→ WHAT IS ASKED: Search the records for the word "icon" and pick out every line that has it.

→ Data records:
--

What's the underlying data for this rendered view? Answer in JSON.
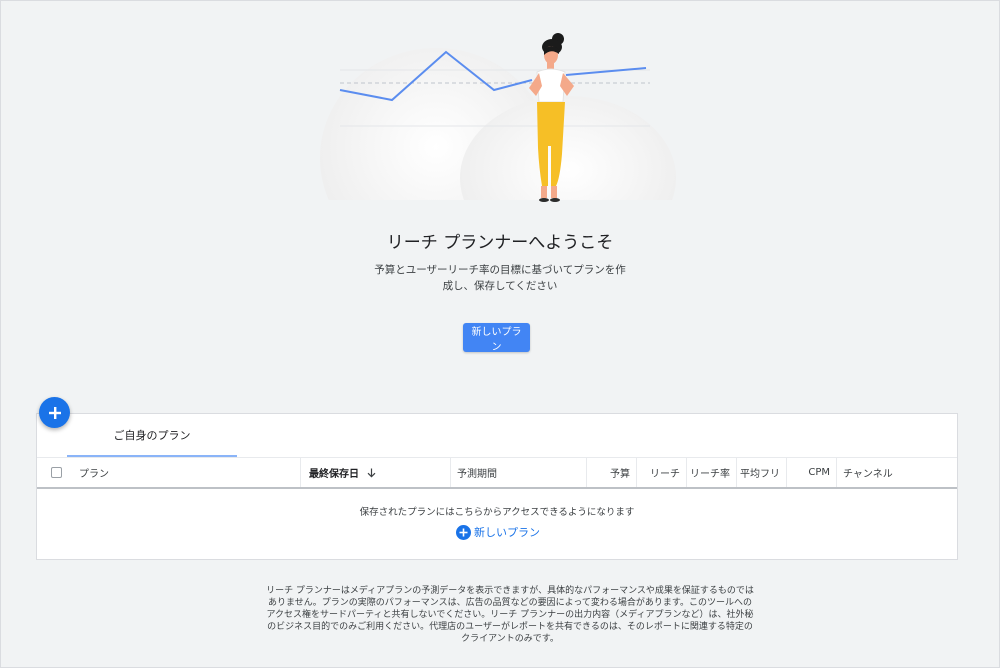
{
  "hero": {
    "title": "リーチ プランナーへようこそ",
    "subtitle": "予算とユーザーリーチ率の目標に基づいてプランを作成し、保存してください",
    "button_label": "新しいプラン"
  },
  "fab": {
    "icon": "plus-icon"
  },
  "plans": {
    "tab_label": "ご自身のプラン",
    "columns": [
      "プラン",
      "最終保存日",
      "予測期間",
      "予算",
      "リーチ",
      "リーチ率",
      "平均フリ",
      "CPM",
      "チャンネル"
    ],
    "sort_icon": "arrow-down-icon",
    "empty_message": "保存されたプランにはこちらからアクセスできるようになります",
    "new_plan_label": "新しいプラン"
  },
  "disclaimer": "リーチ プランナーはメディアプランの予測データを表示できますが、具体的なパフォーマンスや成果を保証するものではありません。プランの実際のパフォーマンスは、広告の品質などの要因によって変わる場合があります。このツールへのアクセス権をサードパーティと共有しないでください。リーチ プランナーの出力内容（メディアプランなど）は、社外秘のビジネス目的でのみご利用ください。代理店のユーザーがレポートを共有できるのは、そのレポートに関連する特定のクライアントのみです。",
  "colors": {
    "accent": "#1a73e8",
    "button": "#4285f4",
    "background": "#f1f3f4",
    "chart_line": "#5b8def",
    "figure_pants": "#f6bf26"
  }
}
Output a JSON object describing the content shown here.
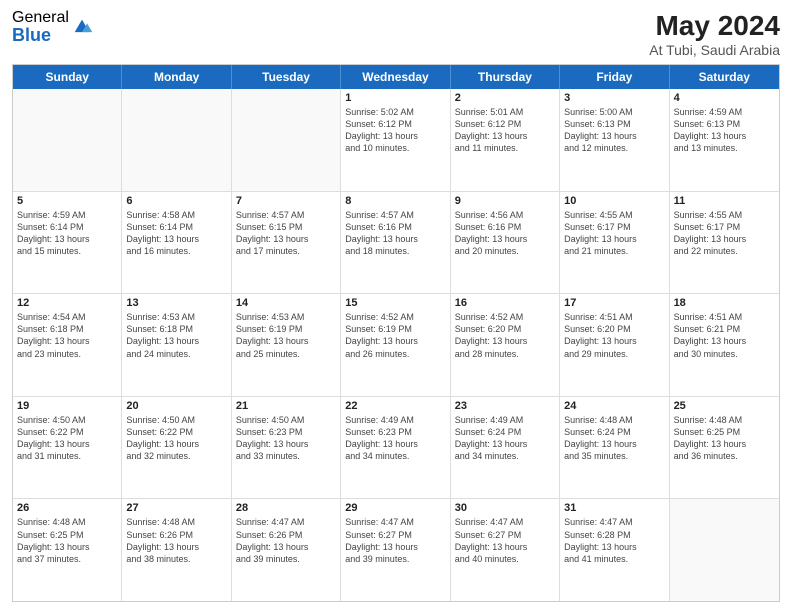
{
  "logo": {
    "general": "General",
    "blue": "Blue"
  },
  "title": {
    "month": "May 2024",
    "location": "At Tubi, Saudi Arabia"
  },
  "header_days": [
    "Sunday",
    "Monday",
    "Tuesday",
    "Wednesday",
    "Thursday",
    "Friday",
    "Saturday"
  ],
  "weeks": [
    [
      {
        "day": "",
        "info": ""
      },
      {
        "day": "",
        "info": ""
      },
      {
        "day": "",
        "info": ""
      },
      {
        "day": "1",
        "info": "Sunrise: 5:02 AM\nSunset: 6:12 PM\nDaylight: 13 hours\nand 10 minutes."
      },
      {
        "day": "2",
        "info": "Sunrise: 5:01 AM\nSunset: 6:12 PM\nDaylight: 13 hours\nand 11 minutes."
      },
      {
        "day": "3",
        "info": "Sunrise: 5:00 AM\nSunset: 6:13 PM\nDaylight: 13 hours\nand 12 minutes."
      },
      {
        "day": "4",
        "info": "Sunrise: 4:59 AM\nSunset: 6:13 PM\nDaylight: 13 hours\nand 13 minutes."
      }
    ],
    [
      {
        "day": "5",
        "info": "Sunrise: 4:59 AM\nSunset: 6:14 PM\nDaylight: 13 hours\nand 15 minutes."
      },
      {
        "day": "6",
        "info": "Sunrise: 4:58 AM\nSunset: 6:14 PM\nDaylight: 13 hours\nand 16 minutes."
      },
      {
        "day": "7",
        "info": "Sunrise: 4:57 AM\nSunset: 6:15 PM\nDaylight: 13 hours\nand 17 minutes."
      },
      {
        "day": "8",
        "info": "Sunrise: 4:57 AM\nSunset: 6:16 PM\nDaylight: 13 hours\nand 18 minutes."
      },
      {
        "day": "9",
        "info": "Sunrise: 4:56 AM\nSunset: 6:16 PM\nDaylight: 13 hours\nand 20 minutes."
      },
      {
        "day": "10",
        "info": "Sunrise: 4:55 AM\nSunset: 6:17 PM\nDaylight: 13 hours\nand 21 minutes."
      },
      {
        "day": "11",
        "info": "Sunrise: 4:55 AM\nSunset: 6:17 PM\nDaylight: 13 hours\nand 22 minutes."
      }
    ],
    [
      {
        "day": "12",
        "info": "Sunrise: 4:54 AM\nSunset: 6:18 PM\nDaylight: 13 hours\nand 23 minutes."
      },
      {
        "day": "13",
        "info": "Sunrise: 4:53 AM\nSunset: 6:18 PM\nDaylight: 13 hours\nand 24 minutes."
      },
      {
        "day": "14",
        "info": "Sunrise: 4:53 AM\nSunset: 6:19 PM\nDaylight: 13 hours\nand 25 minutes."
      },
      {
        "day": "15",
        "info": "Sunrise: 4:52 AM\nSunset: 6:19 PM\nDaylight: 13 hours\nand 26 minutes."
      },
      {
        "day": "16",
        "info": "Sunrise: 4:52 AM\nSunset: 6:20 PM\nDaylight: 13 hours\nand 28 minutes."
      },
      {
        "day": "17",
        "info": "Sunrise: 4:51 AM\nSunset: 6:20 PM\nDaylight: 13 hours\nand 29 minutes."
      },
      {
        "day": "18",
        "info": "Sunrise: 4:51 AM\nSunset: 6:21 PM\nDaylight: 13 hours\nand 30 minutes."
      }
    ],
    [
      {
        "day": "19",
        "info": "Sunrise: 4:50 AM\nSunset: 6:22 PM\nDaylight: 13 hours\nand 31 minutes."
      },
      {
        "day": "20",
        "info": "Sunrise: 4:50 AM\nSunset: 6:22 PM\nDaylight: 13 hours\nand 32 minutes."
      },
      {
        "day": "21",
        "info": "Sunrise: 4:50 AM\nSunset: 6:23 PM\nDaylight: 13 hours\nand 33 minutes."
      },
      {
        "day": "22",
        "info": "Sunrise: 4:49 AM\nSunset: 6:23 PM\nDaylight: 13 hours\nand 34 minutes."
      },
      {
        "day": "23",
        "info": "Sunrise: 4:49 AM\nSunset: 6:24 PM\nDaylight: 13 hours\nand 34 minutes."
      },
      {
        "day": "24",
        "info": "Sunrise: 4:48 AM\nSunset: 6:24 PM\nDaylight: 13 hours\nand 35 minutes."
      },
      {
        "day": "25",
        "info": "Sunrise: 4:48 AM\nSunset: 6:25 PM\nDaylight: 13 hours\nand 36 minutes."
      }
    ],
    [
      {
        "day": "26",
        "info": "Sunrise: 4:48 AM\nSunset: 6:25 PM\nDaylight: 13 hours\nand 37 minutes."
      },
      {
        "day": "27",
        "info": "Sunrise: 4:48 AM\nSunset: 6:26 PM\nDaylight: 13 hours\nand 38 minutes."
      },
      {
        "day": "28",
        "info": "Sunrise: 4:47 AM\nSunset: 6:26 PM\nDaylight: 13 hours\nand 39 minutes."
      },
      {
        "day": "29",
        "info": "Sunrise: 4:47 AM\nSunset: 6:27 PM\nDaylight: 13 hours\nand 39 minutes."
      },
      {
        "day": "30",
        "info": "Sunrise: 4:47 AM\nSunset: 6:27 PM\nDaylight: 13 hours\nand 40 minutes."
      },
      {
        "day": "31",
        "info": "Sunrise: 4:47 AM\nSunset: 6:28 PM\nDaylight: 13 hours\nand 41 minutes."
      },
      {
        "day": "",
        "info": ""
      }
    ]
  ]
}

--

→ SOLUTION:
    "icon": "plus-icon"
    "sort_icon": "arrow-down-icon",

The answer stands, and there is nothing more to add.